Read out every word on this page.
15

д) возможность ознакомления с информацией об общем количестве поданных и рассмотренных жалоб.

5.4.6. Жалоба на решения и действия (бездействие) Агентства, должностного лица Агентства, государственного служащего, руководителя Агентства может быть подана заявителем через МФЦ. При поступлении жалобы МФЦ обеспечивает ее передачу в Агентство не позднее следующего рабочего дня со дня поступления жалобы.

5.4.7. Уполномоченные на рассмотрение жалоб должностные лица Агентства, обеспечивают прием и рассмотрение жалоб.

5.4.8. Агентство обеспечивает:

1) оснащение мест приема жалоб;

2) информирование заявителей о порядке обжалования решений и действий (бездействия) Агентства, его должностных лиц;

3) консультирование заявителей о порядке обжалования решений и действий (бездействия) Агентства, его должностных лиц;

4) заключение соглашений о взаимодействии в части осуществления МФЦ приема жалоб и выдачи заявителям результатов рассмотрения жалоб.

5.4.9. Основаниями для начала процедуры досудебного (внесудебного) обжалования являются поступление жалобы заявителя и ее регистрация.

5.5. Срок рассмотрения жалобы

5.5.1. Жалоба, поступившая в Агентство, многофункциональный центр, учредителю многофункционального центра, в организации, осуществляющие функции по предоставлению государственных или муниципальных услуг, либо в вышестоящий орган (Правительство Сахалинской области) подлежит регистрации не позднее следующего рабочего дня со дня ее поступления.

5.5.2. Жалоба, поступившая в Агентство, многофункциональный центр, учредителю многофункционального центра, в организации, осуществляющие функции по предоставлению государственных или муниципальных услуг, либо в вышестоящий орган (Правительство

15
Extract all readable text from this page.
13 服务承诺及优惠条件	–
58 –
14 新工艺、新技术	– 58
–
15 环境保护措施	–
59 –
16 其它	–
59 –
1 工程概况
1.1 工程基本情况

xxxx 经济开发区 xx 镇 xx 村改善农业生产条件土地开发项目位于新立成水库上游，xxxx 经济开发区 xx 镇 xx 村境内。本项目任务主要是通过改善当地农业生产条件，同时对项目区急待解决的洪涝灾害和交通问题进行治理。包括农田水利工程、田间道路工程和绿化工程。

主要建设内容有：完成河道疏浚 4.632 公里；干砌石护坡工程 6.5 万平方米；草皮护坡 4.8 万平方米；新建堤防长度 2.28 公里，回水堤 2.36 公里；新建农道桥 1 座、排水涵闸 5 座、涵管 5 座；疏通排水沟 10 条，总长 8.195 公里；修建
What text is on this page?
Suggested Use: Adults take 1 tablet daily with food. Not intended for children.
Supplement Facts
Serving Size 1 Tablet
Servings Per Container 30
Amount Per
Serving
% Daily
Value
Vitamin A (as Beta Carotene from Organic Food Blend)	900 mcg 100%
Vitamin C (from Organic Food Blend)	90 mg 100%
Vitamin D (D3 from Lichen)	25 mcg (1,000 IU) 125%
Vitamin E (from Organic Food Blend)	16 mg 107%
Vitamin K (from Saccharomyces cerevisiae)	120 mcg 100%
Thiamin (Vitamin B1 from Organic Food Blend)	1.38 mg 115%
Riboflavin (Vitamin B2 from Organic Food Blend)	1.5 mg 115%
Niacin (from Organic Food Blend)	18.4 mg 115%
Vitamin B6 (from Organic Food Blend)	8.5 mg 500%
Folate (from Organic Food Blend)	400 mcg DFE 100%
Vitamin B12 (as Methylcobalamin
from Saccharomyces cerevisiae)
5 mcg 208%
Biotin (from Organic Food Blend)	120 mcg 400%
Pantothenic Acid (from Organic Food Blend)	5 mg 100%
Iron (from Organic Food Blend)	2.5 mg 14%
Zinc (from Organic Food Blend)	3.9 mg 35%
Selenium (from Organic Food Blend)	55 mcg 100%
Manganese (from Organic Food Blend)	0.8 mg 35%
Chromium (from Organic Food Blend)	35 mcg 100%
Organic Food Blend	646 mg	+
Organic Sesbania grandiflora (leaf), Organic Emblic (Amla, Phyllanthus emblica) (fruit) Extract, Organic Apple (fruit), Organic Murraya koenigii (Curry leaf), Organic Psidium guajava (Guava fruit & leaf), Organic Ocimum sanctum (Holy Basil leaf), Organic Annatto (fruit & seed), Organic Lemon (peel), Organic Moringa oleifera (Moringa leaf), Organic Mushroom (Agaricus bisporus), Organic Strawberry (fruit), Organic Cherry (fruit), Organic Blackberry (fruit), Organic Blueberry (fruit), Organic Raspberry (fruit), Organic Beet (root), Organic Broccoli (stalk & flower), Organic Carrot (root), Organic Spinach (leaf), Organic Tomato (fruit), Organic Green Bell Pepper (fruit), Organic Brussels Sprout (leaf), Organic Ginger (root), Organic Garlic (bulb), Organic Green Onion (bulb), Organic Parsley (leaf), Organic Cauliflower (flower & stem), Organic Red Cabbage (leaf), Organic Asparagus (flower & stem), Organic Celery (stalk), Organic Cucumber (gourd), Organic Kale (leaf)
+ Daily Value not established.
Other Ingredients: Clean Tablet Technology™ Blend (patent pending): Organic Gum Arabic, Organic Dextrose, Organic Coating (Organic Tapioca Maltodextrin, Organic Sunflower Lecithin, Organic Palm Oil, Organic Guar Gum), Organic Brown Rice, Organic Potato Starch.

────────────────

- What you have to do -
Return the entries above exactly, each one complete.

- The answer -
Read out every word on this page.
15

д) возможность ознакомления с информацией об общем количестве поданных и рассмотренных жалоб.

5.4.6. Жалоба на решения и действия (бездействие) Агентства, должностного лица Агентства, государственного служащего, руководителя Агентства может быть подана заявителем через МФЦ. При поступлении жалобы МФЦ обеспечивает ее передачу в Агентство не позднее следующего рабочего дня со дня поступления жалобы.

5.4.7. Уполномоченные на рассмотрение жалоб должностные лица Агентства, обеспечивают прием и рассмотрение жалоб.

5.4.8. Агентство обеспечивает:

1) оснащение мест приема жалоб;

2) информирование заявителей о порядке обжалования решений и действий (бездействия) Агентства, его должностных лиц;

3) консультирование заявителей о порядке обжалования решений и действий (бездействия) Агентства, его должностных лиц;

4) заключение соглашений о взаимодействии в части осуществления МФЦ приема жалоб и выдачи заявителям результатов рассмотрения жалоб.

5.4.9. Основаниями для начала процедуры досудебного (внесудебного) обжалования являются поступление жалобы заявителя и ее регистрация.

5.5. Срок рассмотрения жалобы

5.5.1. Жалоба, поступившая в Агентство, многофункциональный центр, учредителю многофункционального центра, в организации, осуществляющие функции по предоставлению государственных или муниципальных услуг, либо в вышестоящий орган (Правительство Сахалинской области) подлежит регистрации не позднее следующего рабочего дня со дня ее поступления.

5.5.2. Жалоба, поступившая в Агентство, многофункциональный центр, учредителю многофункционального центра, в организации, осуществляющие функции по предоставлению государственных или муниципальных услуг, либо в вышестоящий орган (Правительство

15
Extract all readable text from this page.
13 服务承诺及优惠条件	–
58 –
14 新工艺、新技术	– 58
–
15 环境保护措施	–
59 –
16 其它	–
59 –
1 工程概况
1.1 工程基本情况

xxxx 经济开发区 xx 镇 xx 村改善农业生产条件土地开发项目位于新立成水库上游，xxxx 经济开发区 xx 镇 xx 村境内。本项目任务主要是通过改善当地农业生产条件，同时对项目区急待解决的洪涝灾害和交通问题进行治理。包括农田水利工程、田间道路工程和绿化工程。

主要建设内容有：完成河道疏浚 4.632 公里；干砌石护坡工程 6.5 万平方米；草皮护坡 4.8 万平方米；新建堤防长度 2.28 公里，回水堤 2.36 公里；新建农道桥 1 座、排水涵闸 5 座、涵管 5 座；疏通排水沟 10 条，总长 8.195 公里；修建
What text is on this page?
Suggested Use: Adults take 1 tablet daily with food. Not intended for children.
Supplement Facts
Serving Size 1 Tablet
Servings Per Container 30
Amount Per
Serving
% Daily
Value
Vitamin A (as Beta Carotene from Organic Food Blend)	900 mcg 100%
Vitamin C (from Organic Food Blend)	90 mg 100%
Vitamin D (D3 from Lichen)	25 mcg (1,000 IU) 125%
Vitamin E (from Organic Food Blend)	16 mg 107%
Vitamin K (from Saccharomyces cerevisiae)	120 mcg 100%
Thiamin (Vitamin B1 from Organic Food Blend)	1.38 mg 115%
Riboflavin (Vitamin B2 from Organic Food Blend)	1.5 mg 115%
Niacin (from Organic Food Blend)	18.4 mg 115%
Vitamin B6 (from Organic Food Blend)	8.5 mg 500%
Folate (from Organic Food Blend)	400 mcg DFE 100%
Vitamin B12 (as Methylcobalamin
from Saccharomyces cerevisiae)
5 mcg 208%
Biotin (from Organic Food Blend)	120 mcg 400%
Pantothenic Acid (from Organic Food Blend)	5 mg 100%
Iron (from Organic Food Blend)	2.5 mg 14%
Zinc (from Organic Food Blend)	3.9 mg 35%
Selenium (from Organic Food Blend)	55 mcg 100%
Manganese (from Organic Food Blend)	0.8 mg 35%
Chromium (from Organic Food Blend)	35 mcg 100%
Organic Food Blend	646 mg	+
Organic Sesbania grandiflora (leaf), Organic Emblic (Amla, Phyllanthus emblica) (fruit) Extract, Organic Apple (fruit), Organic Murraya koenigii (Curry leaf), Organic Psidium guajava (Guava fruit & leaf), Organic Ocimum sanctum (Holy Basil leaf), Organic Annatto (fruit & seed), Organic Lemon (peel), Organic Moringa oleifera (Moringa leaf), Organic Mushroom (Agaricus bisporus), Organic Strawberry (fruit), Organic Cherry (fruit), Organic Blackberry (fruit), Organic Blueberry (fruit), Organic Raspberry (fruit), Organic Beet (root), Organic Broccoli (stalk & flower), Organic Carrot (root), Organic Spinach (leaf), Organic Tomato (fruit), Organic Green Bell Pepper (fruit), Organic Brussels Sprout (leaf), Organic Ginger (root), Organic Garlic (bulb), Organic Green Onion (bulb), Organic Parsley (leaf), Organic Cauliflower (flower & stem), Organic Red Cabbage (leaf), Organic Asparagus (flower & stem), Organic Celery (stalk), Organic Cucumber (gourd), Organic Kale (leaf)
+ Daily Value not established.
Other Ingredients: Clean Tablet Technology™ Blend (patent pending): Organic Gum Arabic, Organic Dextrose, Organic Coating (Organic Tapioca Maltodextrin, Organic Sunflower Lecithin, Organic Palm Oil, Organic Guar Gum), Organic Brown Rice, Organic Potato Starch.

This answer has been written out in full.